◆ PROBLEM TO SOLVE:
Word for word, set down the records and skip each picture.

◆ THE RECORDS:
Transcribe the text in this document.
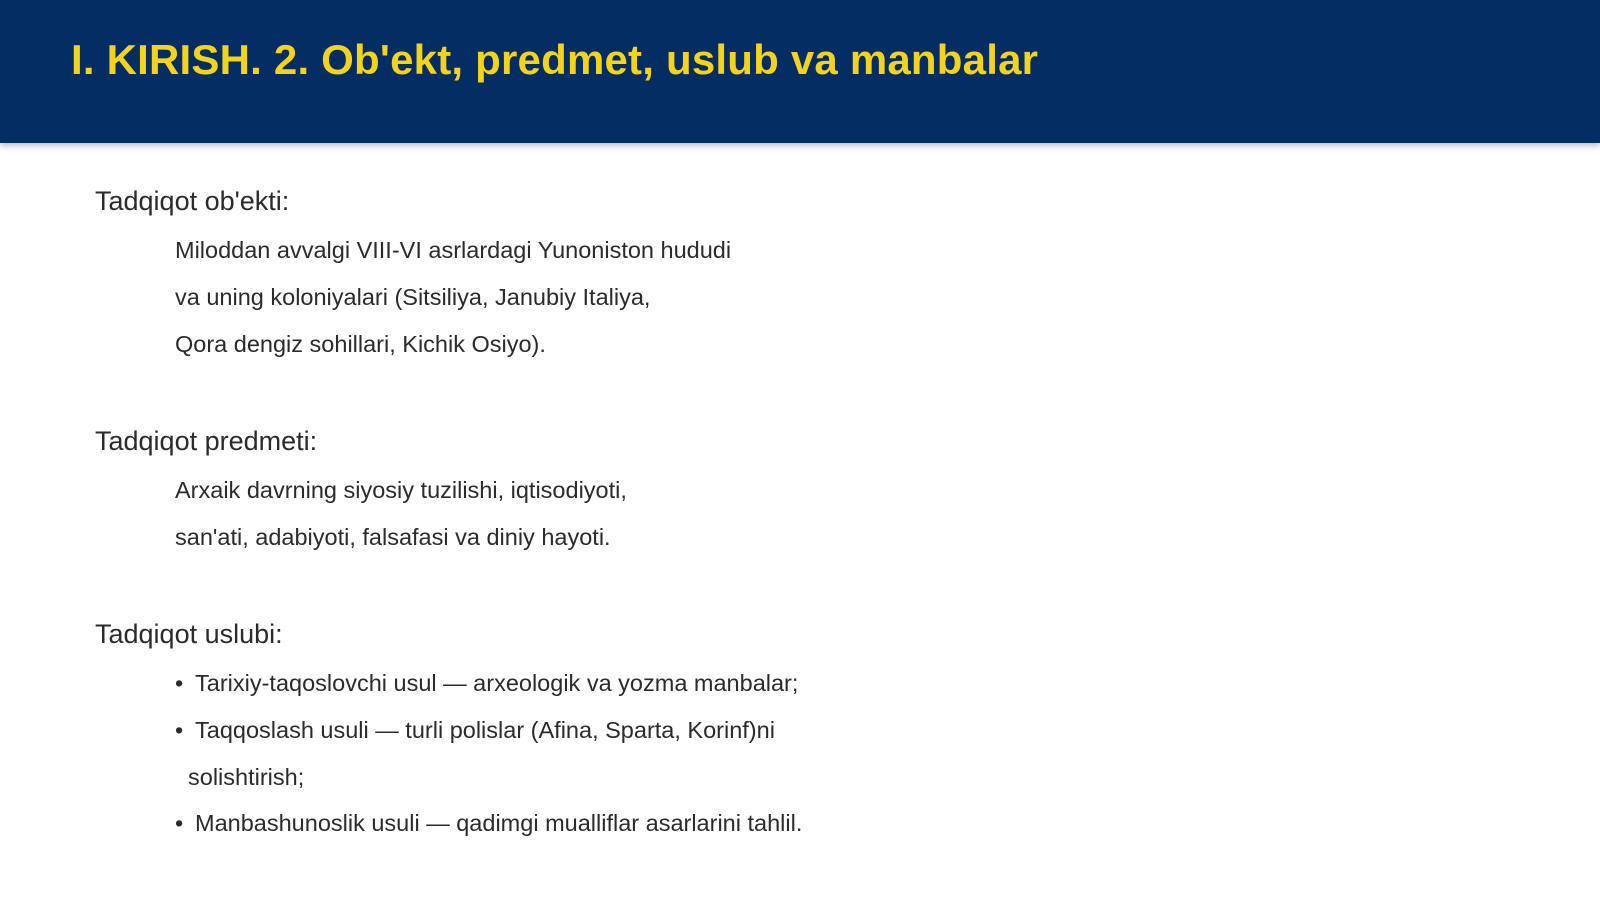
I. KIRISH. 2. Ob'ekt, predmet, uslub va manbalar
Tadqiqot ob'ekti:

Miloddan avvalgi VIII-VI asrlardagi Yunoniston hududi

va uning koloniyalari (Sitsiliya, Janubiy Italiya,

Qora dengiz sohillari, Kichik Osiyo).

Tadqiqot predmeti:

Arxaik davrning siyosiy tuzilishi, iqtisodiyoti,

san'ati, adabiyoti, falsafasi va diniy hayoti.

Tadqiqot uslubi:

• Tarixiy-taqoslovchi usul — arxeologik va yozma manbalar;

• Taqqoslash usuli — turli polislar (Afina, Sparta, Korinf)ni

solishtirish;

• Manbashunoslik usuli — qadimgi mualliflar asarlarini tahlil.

◆ RESULT:
Transcribe the text in this document.
I. KIRISH. 2. Ob'ekt, predmet, uslub va manbalar
Tadqiqot ob'ekti:

Miloddan avvalgi VIII-VI asrlardagi Yunoniston hududi

va uning koloniyalari (Sitsiliya, Janubiy Italiya,

Qora dengiz sohillari, Kichik Osiyo).

Tadqiqot predmeti:

Arxaik davrning siyosiy tuzilishi, iqtisodiyoti,

san'ati, adabiyoti, falsafasi va diniy hayoti.

Tadqiqot uslubi:

• Tarixiy-taqoslovchi usul — arxeologik va yozma manbalar;

• Taqqoslash usuli — turli polislar (Afina, Sparta, Korinf)ni

solishtirish;

• Manbashunoslik usuli — qadimgi mualliflar asarlarini tahlil.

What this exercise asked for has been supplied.